Information supplied
····················

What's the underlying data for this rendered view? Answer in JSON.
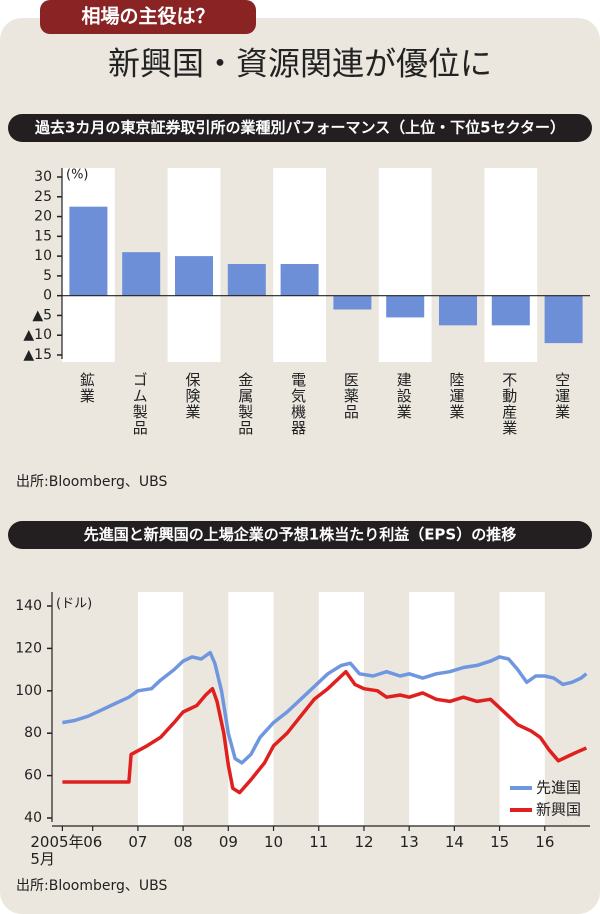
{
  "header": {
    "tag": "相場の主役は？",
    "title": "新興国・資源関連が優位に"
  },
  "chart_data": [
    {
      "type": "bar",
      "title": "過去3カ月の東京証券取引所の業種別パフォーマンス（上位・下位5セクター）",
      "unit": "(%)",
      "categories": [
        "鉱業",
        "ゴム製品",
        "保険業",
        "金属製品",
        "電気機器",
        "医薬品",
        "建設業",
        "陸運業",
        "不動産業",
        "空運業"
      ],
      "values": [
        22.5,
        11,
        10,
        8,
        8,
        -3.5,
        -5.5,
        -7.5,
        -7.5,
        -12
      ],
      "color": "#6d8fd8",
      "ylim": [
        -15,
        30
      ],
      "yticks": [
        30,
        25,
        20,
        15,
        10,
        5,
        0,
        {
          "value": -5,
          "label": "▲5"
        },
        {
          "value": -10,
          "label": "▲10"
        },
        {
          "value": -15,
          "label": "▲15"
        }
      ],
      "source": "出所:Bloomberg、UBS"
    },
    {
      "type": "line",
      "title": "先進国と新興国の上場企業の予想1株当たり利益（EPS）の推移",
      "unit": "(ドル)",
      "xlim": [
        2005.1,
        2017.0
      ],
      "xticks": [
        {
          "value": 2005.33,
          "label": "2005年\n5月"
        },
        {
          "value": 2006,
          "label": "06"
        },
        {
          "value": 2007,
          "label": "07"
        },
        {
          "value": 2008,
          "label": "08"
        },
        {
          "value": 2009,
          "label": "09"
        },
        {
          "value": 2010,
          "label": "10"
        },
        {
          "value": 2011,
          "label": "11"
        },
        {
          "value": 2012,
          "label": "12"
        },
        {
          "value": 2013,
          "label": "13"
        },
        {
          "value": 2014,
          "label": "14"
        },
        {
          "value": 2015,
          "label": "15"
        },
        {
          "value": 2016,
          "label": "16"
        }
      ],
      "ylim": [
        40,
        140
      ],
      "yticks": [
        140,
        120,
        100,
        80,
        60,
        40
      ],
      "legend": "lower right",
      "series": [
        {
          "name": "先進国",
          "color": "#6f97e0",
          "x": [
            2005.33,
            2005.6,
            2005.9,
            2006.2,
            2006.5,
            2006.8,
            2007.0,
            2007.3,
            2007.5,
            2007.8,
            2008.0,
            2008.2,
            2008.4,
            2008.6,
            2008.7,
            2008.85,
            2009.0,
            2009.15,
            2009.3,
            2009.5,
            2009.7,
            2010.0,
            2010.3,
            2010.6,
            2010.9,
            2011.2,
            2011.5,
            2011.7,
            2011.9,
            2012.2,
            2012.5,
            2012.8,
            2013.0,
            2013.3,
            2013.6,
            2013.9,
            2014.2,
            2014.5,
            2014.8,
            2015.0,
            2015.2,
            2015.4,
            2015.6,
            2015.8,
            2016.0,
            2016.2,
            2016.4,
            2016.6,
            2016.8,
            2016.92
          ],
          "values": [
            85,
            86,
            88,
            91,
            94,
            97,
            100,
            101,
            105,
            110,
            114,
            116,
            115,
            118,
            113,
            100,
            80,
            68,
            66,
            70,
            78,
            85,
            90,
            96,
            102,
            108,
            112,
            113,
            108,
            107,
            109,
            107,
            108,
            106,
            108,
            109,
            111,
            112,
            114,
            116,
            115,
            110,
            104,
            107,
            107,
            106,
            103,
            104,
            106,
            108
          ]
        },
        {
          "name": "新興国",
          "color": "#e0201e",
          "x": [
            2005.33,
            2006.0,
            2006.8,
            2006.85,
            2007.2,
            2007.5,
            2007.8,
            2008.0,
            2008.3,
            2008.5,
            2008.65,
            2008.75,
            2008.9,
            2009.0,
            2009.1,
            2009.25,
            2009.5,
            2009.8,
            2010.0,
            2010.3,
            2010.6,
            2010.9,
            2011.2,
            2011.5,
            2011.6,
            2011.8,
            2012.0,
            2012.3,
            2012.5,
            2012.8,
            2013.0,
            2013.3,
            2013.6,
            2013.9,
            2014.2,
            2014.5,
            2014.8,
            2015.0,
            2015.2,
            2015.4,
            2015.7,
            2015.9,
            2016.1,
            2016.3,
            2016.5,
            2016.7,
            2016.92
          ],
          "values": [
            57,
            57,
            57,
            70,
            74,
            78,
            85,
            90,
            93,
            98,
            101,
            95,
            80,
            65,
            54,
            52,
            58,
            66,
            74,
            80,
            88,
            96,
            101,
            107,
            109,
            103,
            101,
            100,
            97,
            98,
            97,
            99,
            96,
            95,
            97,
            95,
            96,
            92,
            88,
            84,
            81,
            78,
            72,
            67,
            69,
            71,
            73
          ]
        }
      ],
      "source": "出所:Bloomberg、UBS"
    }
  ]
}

····················

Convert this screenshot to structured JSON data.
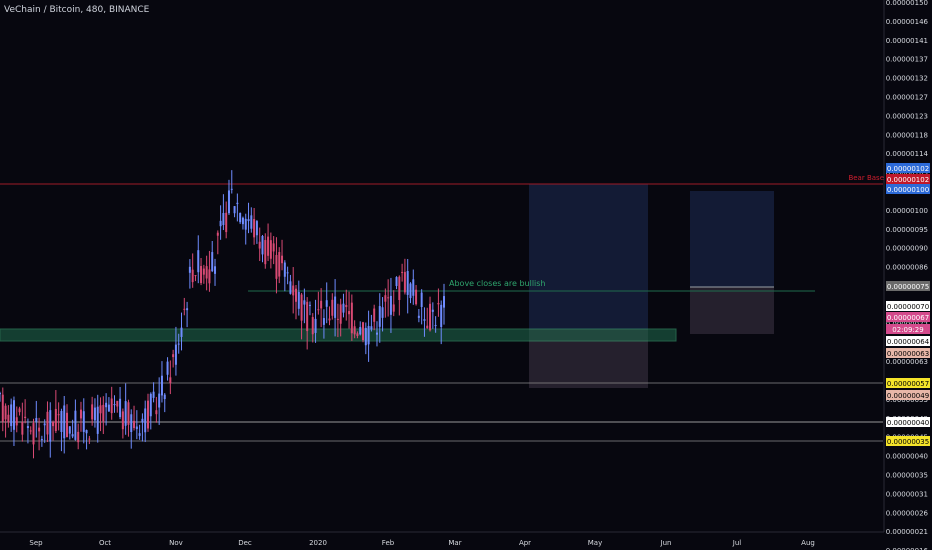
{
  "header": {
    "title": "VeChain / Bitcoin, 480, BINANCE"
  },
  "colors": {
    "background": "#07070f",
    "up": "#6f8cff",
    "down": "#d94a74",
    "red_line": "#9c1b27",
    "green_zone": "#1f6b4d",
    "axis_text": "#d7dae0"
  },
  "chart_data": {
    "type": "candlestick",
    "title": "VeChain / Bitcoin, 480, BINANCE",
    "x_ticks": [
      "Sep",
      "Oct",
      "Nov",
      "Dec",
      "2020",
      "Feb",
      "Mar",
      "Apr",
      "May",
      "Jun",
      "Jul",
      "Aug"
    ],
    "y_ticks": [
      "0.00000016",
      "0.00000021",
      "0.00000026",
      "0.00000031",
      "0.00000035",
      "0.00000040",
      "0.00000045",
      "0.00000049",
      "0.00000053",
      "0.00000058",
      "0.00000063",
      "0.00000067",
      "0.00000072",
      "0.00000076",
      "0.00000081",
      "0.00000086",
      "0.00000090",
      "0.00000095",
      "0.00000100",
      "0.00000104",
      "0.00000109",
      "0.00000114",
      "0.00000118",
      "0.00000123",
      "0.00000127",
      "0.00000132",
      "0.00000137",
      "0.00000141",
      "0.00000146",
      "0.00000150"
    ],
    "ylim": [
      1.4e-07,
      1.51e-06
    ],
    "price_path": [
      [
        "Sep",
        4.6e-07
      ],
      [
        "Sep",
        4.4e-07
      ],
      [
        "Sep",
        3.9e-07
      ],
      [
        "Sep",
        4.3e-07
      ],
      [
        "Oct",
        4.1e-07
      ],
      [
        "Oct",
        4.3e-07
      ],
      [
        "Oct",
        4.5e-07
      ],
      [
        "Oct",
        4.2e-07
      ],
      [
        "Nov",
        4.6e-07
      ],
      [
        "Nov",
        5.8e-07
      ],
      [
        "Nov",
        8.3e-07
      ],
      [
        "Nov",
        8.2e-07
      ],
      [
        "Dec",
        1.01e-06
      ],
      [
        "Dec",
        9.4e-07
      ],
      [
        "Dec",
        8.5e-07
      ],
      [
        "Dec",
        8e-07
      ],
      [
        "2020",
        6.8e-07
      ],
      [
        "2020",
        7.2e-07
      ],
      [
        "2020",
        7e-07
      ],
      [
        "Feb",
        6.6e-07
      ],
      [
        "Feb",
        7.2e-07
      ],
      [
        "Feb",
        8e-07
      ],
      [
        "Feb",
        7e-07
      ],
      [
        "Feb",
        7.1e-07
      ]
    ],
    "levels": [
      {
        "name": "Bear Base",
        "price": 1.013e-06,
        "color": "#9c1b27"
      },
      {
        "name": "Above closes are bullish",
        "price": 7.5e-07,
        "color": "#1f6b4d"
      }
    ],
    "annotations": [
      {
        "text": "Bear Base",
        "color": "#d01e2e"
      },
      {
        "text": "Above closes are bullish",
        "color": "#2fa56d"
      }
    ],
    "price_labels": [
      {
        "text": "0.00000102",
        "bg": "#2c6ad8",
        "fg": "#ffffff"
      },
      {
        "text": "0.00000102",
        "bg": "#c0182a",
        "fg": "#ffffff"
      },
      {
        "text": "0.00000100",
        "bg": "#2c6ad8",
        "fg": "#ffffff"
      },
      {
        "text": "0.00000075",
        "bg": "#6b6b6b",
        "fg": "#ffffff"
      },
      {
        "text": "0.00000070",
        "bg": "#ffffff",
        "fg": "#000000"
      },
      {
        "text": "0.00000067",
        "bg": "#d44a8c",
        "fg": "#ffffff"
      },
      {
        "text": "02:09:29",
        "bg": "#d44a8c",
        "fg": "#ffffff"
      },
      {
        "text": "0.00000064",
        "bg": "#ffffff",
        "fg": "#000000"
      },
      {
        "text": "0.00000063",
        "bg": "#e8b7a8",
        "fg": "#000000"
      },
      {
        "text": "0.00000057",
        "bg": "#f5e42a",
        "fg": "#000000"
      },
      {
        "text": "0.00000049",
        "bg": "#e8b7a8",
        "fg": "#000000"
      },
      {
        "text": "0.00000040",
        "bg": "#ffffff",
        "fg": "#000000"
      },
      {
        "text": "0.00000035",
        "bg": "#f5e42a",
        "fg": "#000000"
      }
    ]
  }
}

····················

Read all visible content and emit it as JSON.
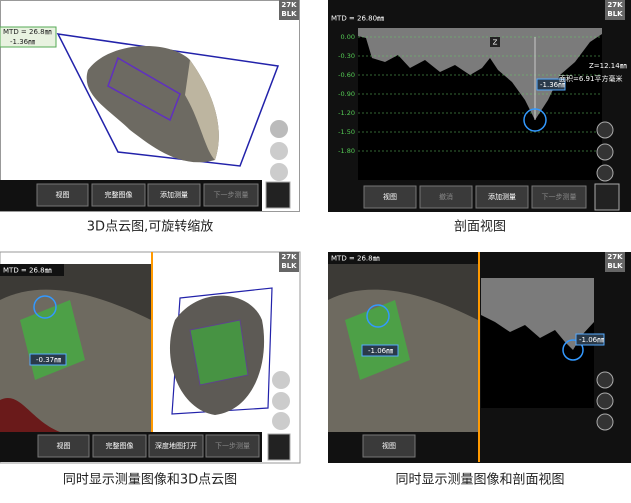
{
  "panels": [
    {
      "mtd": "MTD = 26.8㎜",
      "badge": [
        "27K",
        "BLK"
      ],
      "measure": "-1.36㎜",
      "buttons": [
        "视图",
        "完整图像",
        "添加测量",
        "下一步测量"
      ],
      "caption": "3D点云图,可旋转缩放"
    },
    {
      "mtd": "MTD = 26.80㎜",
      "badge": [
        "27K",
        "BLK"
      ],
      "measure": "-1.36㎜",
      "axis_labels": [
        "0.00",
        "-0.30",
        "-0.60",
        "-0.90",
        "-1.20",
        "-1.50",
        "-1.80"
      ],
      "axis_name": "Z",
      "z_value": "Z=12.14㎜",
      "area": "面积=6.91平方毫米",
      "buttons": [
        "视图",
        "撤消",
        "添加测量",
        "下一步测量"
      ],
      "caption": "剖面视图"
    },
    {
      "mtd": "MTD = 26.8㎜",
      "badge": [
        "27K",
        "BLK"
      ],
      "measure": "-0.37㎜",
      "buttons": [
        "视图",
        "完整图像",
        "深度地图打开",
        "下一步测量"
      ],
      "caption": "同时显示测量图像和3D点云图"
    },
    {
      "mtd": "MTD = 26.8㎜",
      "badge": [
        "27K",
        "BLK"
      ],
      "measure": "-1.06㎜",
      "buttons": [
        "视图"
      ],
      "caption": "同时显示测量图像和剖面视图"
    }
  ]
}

····················

Show every line of the listing in which the string "JSON" can be found.

Final result
What's the underlying data for this rendered view? Answer in JSON.
Convert this screenshot to structured JSON data.
Read all visible content and emit it as JSON.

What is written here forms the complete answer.